◆ TASK PROMPT ◆
In the entries below, find the lines that contain the word "this" and copy them.

◆ GIVEN DATA ◆
>> Begin

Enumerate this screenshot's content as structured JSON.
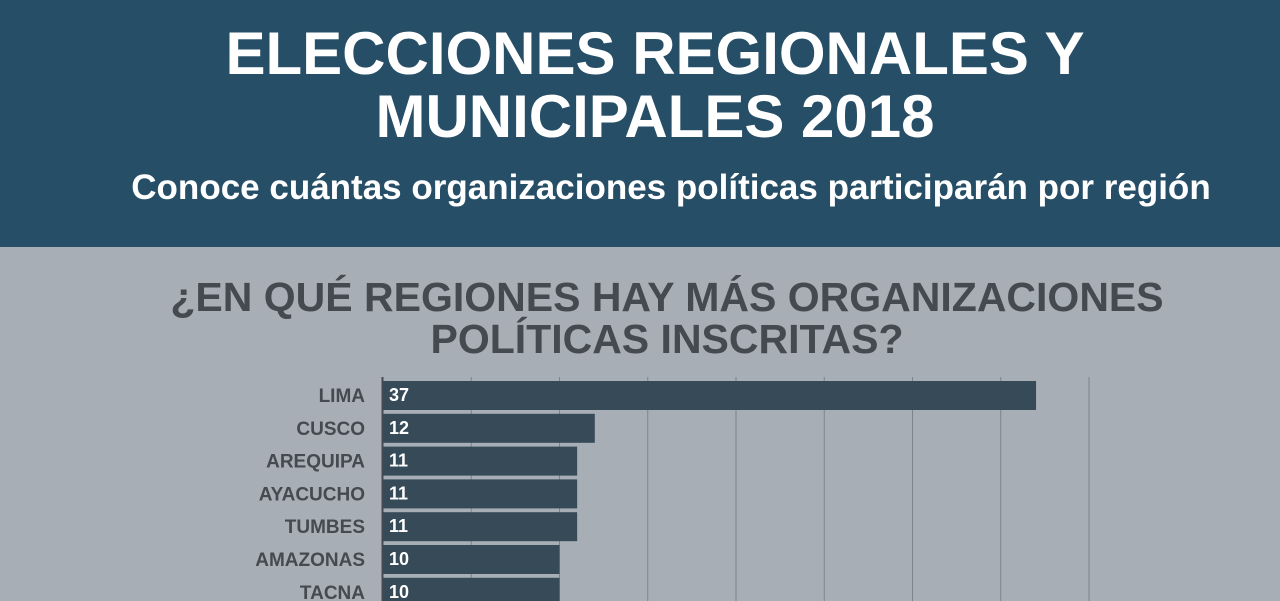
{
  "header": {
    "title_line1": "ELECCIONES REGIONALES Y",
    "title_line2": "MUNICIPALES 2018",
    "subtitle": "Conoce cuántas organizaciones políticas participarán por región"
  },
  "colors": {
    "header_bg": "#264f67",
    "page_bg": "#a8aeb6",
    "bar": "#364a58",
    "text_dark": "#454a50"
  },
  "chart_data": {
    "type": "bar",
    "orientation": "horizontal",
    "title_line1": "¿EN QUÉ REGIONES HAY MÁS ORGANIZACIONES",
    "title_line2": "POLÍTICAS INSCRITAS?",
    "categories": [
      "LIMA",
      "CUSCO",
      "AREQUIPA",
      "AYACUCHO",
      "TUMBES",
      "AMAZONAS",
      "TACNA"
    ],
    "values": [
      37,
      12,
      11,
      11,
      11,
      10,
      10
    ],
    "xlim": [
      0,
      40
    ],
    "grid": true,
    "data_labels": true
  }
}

>> End
>> Begin

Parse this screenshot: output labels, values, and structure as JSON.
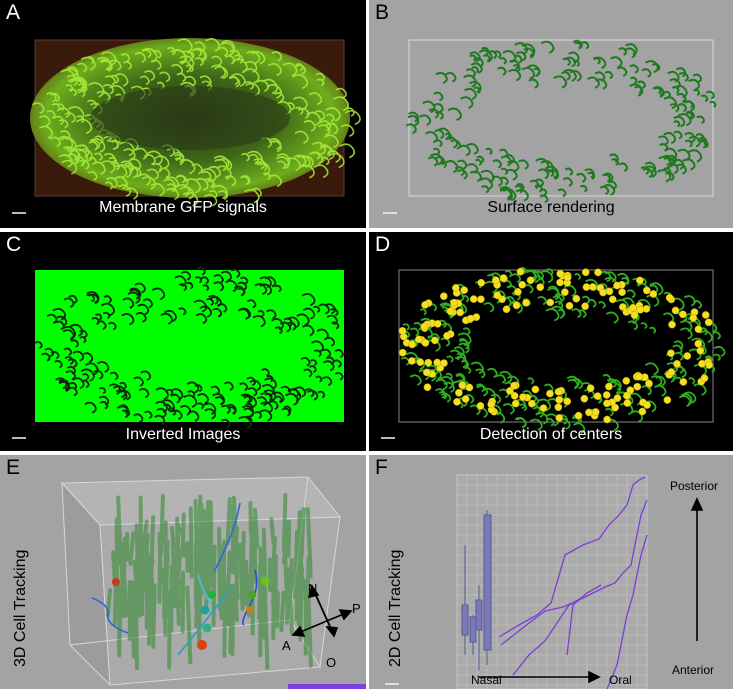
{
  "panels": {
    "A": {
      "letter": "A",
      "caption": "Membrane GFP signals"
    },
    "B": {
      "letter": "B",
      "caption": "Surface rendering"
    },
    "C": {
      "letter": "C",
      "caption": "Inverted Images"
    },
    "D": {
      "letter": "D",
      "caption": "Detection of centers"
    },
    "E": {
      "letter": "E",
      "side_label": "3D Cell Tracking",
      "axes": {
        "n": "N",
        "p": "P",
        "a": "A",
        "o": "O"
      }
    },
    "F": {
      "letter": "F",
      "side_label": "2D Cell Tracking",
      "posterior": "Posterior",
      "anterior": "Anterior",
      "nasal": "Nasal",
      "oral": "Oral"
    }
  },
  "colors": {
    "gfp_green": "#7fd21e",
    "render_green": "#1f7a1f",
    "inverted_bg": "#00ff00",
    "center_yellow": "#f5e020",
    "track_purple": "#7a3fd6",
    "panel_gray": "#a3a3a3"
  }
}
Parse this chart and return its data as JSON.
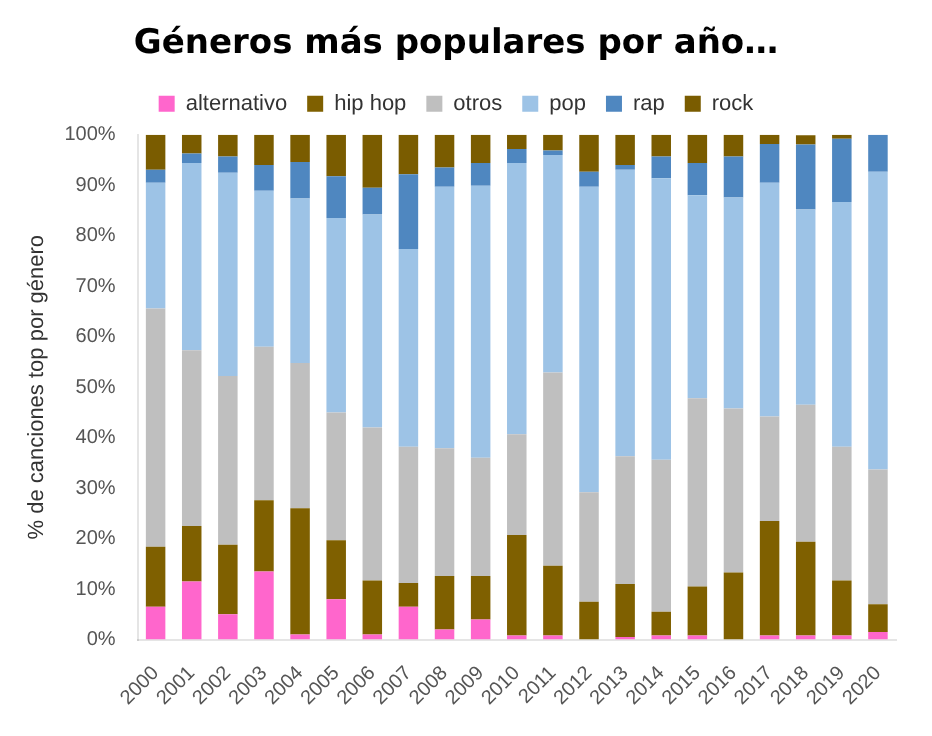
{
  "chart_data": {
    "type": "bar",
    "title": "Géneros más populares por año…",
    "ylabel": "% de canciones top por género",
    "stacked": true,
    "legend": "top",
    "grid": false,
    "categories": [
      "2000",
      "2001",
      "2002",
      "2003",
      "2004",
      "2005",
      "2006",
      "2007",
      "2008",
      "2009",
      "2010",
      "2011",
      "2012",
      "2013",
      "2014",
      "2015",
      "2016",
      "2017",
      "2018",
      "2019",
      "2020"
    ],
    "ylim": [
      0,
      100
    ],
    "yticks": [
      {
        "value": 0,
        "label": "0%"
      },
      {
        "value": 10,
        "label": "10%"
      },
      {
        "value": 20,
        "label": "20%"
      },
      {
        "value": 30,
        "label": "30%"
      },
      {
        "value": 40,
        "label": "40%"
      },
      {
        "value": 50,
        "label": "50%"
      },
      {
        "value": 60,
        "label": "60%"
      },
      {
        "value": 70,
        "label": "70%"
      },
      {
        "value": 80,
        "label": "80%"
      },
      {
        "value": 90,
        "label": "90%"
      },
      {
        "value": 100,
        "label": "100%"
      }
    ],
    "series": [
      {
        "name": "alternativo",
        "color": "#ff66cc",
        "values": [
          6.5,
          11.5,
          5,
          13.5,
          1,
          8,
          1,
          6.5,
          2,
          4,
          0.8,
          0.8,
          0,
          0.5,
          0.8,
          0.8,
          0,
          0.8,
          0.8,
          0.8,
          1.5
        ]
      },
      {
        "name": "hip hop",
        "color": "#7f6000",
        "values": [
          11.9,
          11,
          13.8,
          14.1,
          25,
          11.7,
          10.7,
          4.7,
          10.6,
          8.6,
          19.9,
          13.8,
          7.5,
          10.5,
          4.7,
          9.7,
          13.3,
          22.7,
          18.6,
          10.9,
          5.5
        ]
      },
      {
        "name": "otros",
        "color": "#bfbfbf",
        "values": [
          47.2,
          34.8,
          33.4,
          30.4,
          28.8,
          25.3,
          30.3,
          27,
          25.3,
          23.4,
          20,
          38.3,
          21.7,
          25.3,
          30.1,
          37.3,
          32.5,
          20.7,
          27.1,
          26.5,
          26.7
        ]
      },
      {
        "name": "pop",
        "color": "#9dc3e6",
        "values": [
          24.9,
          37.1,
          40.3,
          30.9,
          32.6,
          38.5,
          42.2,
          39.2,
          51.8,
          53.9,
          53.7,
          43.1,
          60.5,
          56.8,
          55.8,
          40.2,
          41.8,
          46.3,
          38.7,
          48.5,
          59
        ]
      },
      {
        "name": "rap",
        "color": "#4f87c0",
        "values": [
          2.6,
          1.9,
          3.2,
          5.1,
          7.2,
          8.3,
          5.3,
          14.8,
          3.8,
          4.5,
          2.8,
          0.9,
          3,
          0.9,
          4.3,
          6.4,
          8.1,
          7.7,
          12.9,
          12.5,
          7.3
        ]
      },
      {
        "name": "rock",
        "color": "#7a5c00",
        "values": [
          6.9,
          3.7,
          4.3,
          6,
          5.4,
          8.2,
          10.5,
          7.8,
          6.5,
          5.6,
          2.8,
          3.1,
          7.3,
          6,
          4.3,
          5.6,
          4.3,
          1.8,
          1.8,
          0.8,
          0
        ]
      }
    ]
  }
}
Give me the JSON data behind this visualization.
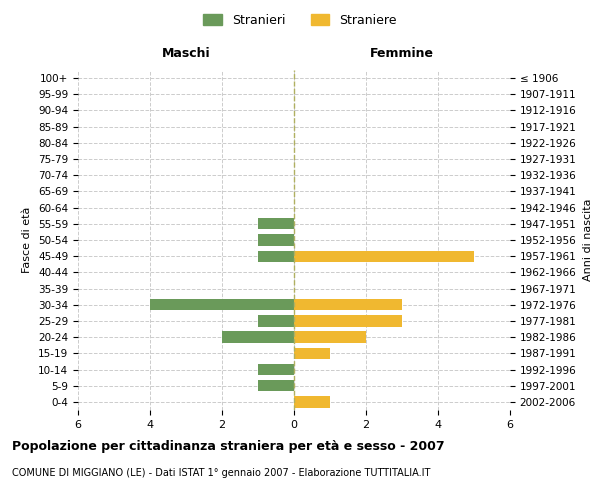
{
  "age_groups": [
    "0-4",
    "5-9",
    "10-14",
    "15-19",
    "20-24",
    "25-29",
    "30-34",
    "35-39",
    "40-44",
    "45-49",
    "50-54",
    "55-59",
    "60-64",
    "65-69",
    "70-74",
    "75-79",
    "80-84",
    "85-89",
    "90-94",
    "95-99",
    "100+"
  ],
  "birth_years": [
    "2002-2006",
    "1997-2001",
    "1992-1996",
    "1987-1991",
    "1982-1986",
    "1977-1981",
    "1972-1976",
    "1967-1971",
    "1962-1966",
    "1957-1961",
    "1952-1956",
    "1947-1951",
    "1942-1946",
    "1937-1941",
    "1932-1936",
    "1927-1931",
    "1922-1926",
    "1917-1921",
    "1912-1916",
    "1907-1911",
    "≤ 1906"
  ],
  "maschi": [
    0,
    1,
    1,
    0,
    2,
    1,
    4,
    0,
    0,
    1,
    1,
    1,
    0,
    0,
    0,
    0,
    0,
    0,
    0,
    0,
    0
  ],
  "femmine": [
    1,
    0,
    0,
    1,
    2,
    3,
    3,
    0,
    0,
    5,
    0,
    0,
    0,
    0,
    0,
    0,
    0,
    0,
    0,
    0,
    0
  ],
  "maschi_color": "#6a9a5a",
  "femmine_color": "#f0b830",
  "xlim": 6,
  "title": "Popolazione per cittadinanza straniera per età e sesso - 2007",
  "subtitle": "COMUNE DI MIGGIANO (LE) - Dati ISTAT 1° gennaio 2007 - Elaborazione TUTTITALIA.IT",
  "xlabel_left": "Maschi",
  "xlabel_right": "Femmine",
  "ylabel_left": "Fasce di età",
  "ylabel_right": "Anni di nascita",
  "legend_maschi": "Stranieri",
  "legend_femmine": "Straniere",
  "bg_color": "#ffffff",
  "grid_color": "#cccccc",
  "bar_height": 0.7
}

>> End
>> Begin

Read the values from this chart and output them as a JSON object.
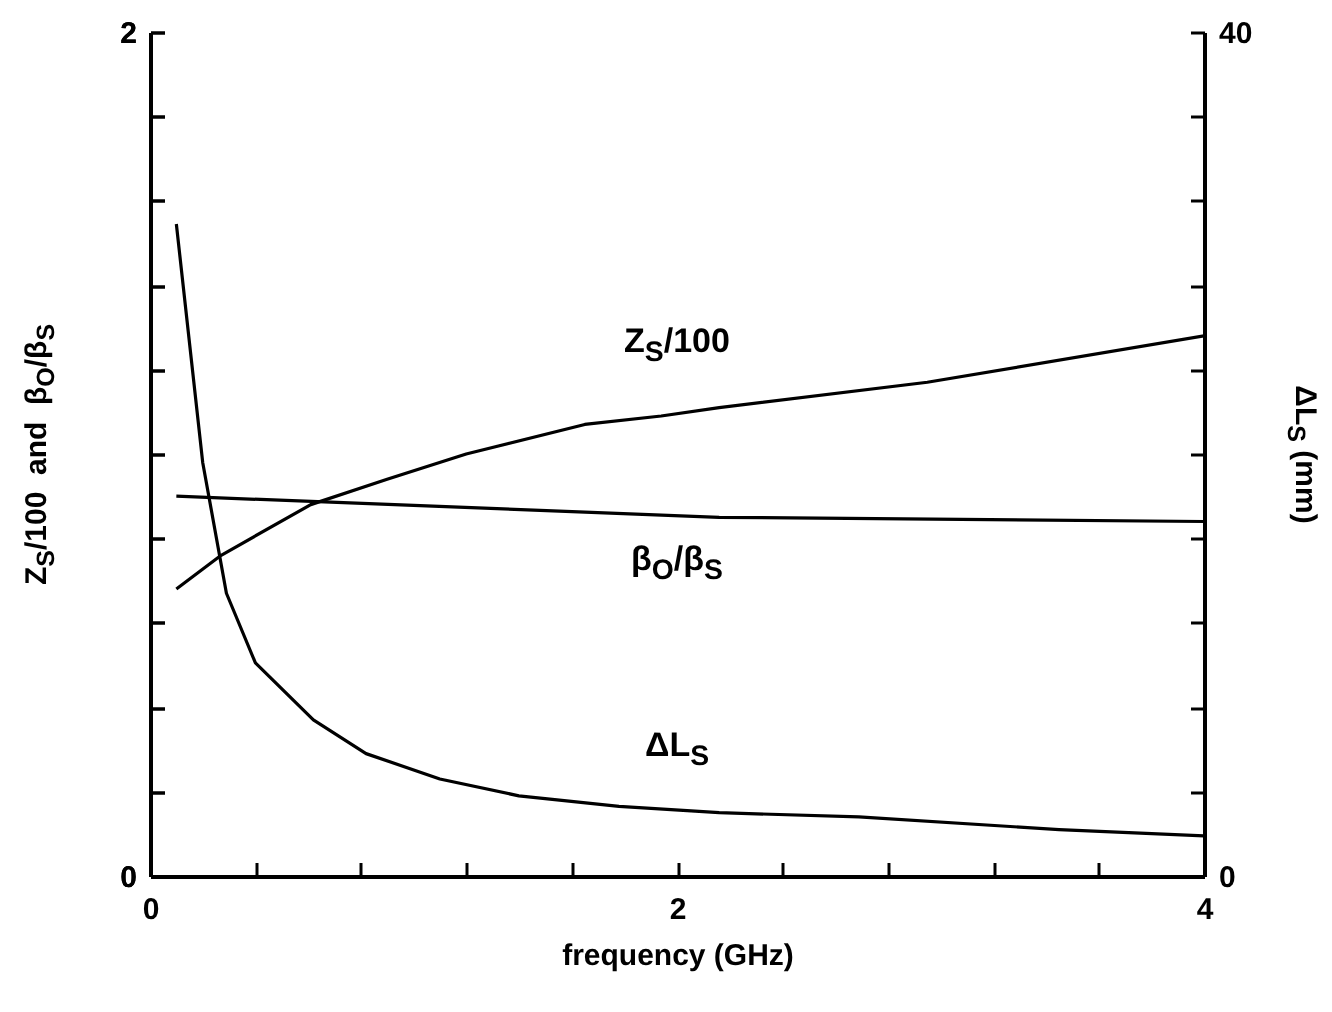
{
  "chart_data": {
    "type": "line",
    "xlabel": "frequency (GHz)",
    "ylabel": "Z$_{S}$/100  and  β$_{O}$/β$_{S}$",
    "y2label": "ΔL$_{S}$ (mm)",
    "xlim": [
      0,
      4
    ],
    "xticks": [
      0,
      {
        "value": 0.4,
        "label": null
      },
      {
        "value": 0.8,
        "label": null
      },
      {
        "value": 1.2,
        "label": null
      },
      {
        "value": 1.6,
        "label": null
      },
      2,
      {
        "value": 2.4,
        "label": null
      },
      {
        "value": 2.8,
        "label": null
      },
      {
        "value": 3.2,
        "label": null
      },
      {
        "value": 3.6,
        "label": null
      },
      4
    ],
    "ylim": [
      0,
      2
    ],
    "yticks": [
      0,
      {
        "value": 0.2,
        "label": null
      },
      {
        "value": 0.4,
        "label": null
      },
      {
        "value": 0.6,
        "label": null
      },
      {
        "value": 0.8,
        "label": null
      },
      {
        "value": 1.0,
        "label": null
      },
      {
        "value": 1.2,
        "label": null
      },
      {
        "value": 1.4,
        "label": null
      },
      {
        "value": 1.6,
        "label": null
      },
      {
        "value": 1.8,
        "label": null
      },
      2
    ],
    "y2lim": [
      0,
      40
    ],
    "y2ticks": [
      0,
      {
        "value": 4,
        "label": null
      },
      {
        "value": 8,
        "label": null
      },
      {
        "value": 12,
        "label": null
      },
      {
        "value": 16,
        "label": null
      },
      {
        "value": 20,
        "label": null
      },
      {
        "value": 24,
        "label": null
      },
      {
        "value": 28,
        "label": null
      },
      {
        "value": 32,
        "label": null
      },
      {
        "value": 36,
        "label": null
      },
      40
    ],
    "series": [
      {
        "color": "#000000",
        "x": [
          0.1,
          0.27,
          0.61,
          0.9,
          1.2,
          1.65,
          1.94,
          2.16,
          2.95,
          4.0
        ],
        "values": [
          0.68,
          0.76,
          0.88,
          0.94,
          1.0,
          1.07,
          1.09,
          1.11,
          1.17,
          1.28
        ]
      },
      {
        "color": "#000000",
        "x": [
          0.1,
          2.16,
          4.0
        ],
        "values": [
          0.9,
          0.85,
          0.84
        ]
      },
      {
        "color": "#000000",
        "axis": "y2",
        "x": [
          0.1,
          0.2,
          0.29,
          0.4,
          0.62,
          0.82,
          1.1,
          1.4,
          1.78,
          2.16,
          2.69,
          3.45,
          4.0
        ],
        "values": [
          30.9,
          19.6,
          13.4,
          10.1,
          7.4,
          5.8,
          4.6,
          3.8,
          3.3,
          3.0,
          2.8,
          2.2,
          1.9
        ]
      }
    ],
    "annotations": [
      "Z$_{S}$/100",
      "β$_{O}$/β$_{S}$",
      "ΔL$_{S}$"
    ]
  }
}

>> End

◆ EXERCISE RESULT ◆
Enumerate this screenshot's content as structured JSON.
Parse this screenshot: output labels, values, and structure as JSON.
Parse this chart and return its data as JSON.
Give me the JSON data behind this visualization.
Read the values from this chart and output them as a JSON object.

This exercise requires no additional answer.